START Records to use
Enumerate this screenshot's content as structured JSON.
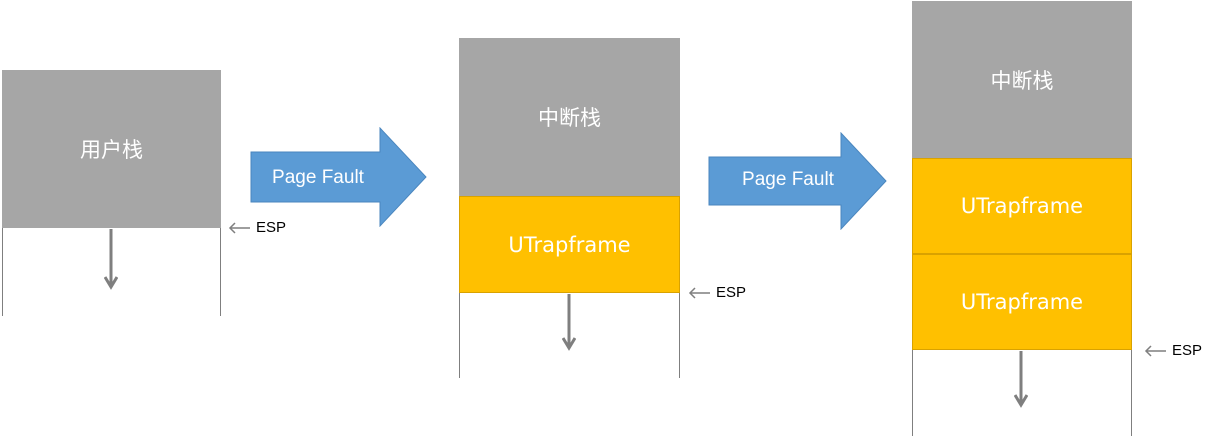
{
  "stack1": {
    "label": "用户栈",
    "esp": "ESP"
  },
  "transition1": {
    "label": "Page Fault"
  },
  "stack2": {
    "top_label": "中断栈",
    "frame_label": "UTrapframe",
    "esp": "ESP"
  },
  "transition2": {
    "label": "Page Fault"
  },
  "stack3": {
    "top_label": "中断栈",
    "frame1_label": "UTrapframe",
    "frame2_label": "UTrapframe",
    "esp": "ESP"
  },
  "colors": {
    "stack_gray": "#a6a6a6",
    "frame_gold": "#ffc000",
    "arrow_blue": "#5b9bd5"
  }
}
END Records to use
Exercise goal →
Reproduce all the records verbatim, excluding images.

Answer to the task →
Enumerate this screenshot's content as structured JSON.
{
  "stack1": {
    "label": "用户栈",
    "esp": "ESP"
  },
  "transition1": {
    "label": "Page Fault"
  },
  "stack2": {
    "top_label": "中断栈",
    "frame_label": "UTrapframe",
    "esp": "ESP"
  },
  "transition2": {
    "label": "Page Fault"
  },
  "stack3": {
    "top_label": "中断栈",
    "frame1_label": "UTrapframe",
    "frame2_label": "UTrapframe",
    "esp": "ESP"
  },
  "colors": {
    "stack_gray": "#a6a6a6",
    "frame_gold": "#ffc000",
    "arrow_blue": "#5b9bd5"
  }
}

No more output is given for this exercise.